(begin)

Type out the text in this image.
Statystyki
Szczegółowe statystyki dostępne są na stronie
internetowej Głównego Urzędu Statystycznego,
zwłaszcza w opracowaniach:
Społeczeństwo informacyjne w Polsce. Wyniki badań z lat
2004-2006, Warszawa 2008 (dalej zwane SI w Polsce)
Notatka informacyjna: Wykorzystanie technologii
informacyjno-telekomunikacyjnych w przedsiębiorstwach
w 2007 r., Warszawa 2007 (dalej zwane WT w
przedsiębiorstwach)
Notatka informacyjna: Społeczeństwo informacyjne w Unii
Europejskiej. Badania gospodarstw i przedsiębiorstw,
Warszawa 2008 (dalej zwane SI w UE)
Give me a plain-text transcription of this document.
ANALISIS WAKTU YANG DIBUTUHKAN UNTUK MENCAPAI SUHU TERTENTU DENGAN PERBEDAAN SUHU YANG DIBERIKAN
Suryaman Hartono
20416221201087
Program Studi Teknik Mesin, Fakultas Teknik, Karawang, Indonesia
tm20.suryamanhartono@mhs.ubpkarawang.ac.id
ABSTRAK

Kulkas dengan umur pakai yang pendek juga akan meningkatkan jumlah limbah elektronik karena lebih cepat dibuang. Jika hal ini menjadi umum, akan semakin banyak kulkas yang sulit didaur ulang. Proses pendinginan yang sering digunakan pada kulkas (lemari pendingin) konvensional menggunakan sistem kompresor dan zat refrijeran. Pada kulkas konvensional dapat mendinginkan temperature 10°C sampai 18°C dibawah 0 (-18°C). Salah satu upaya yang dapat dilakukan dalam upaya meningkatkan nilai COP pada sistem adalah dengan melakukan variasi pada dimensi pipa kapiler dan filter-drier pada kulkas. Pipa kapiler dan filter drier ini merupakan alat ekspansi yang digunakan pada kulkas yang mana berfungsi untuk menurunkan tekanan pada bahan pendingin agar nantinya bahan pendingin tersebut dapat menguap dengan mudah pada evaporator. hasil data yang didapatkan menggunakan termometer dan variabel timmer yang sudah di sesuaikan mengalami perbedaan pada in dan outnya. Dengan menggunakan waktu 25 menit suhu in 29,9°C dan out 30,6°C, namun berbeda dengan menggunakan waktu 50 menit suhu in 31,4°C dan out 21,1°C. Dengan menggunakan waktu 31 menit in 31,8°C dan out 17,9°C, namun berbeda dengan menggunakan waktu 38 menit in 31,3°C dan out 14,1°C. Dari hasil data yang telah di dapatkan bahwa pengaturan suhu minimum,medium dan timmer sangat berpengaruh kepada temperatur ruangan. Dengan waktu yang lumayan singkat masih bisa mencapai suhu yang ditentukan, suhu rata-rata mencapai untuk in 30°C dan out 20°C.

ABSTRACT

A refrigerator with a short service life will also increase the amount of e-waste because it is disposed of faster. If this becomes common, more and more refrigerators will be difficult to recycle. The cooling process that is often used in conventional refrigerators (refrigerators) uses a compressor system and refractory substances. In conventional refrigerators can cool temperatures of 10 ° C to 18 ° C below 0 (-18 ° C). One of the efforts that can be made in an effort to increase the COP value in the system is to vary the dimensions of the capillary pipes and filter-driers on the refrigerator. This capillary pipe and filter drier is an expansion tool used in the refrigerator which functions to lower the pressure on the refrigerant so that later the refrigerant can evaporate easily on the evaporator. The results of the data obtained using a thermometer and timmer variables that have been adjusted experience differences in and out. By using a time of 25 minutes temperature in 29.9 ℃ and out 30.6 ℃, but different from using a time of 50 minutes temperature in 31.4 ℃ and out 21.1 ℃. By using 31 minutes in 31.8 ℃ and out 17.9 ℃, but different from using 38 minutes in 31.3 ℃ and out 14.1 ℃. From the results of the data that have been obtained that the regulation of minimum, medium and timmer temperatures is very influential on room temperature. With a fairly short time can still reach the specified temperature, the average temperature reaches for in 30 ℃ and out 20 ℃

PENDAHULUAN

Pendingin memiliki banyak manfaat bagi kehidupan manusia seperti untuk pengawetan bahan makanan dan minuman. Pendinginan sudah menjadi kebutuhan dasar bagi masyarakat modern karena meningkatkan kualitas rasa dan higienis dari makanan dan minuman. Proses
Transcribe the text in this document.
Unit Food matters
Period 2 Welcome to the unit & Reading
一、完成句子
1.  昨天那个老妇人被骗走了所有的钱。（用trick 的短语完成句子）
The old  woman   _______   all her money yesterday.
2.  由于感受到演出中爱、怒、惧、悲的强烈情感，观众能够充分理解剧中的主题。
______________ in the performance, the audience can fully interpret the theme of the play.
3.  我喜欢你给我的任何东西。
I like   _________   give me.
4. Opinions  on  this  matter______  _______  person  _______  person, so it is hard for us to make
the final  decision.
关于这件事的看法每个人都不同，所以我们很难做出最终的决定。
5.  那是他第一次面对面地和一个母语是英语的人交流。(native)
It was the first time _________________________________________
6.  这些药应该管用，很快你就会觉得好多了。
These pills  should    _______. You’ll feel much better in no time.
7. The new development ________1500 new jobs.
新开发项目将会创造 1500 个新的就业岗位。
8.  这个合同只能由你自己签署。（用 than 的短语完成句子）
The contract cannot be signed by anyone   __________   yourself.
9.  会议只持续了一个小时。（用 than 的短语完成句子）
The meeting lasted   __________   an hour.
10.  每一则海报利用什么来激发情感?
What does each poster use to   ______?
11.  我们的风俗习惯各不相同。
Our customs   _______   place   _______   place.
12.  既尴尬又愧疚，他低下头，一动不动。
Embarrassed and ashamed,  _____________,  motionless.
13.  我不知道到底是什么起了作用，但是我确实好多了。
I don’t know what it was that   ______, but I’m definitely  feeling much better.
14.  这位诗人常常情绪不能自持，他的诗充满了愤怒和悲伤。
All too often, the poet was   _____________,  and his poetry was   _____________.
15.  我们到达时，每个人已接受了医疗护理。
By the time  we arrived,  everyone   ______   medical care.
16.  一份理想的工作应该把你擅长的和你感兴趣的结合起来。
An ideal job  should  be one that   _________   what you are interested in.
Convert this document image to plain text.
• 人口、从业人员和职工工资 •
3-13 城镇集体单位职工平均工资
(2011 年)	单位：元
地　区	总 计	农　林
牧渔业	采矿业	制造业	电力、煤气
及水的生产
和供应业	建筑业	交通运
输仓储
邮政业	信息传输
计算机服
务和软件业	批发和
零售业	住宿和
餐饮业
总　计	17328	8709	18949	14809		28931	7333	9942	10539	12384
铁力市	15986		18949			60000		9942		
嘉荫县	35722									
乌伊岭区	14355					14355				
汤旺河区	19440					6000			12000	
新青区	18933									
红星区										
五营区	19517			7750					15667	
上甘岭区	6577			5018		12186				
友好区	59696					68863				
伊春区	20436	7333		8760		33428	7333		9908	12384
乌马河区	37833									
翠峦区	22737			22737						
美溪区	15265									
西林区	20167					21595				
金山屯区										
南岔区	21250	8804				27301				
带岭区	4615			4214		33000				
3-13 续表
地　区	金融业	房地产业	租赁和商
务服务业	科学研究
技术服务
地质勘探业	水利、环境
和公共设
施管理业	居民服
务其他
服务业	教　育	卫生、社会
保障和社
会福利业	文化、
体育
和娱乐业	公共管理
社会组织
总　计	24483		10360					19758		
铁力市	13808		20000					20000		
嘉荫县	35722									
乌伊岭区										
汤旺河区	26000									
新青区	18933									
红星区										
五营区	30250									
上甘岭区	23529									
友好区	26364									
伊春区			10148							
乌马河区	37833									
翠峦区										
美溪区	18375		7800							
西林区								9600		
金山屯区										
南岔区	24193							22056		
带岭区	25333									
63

(end)

How many lines of these entries contain "dalej"? Answer with the number and nothing else.

3